§ Exercise details: For this exercise, copy out each line of the material below that includes "value".

§ Collected data entries:
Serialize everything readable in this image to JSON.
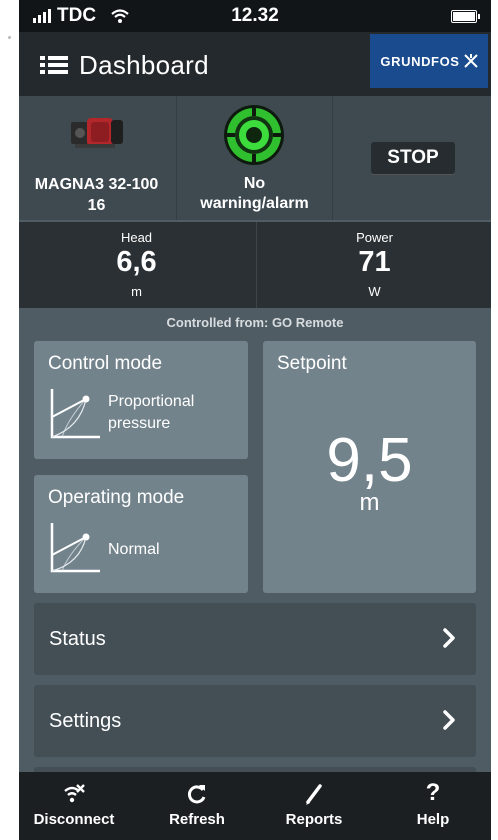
{
  "status_bar": {
    "carrier": "TDC",
    "time": "12.32"
  },
  "header": {
    "title": "Dashboard",
    "brand": "GRUNDFOS"
  },
  "pump": {
    "model": "MAGNA3 32-100",
    "model_line2": "16",
    "alarm_line1": "No",
    "alarm_line2": "warning/alarm",
    "stop_label": "STOP"
  },
  "readings": {
    "head": {
      "label": "Head",
      "value": "6,6",
      "unit": "m"
    },
    "power": {
      "label": "Power",
      "value": "71",
      "unit": "W"
    }
  },
  "controlled_from": "Controlled from: GO Remote",
  "control_mode": {
    "title": "Control mode",
    "line1": "Proportional",
    "line2": "pressure"
  },
  "operating_mode": {
    "title": "Operating mode",
    "value": "Normal"
  },
  "setpoint": {
    "title": "Setpoint",
    "value": "9,5",
    "unit": "m"
  },
  "rows": {
    "status": "Status",
    "settings": "Settings"
  },
  "tabs": {
    "disconnect": "Disconnect",
    "refresh": "Refresh",
    "reports": "Reports",
    "help": "Help",
    "help_glyph": "?"
  },
  "colors": {
    "brand": "#1a4b8f",
    "status_ok": "#3ddc3d",
    "accent_red": "#b3262a"
  }
}
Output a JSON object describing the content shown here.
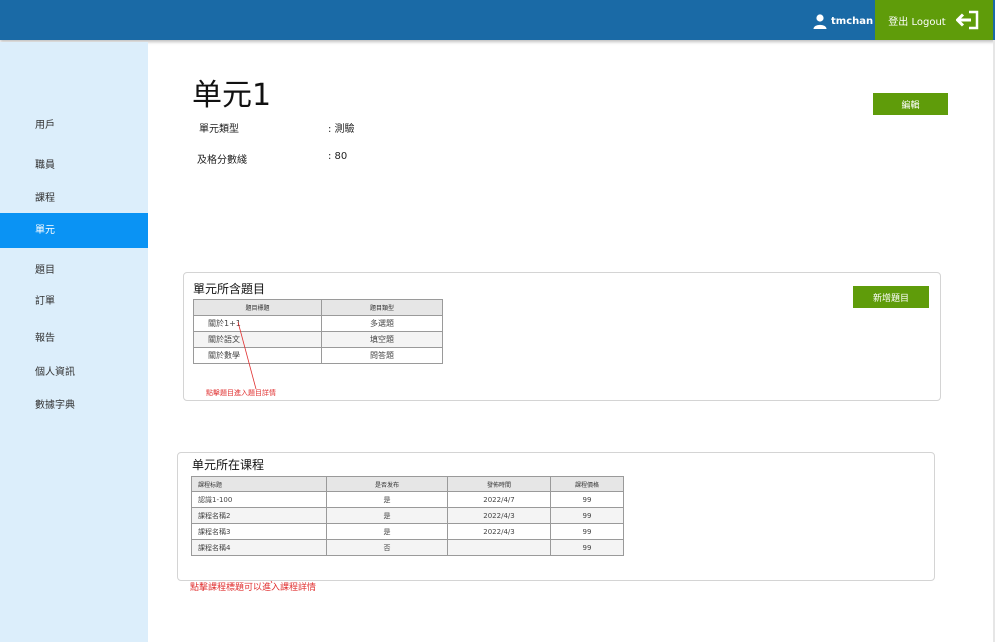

§ The reply:
      "value": "6,6",
      "value": "71",
    "value": "Normal"
    "value": "9,5",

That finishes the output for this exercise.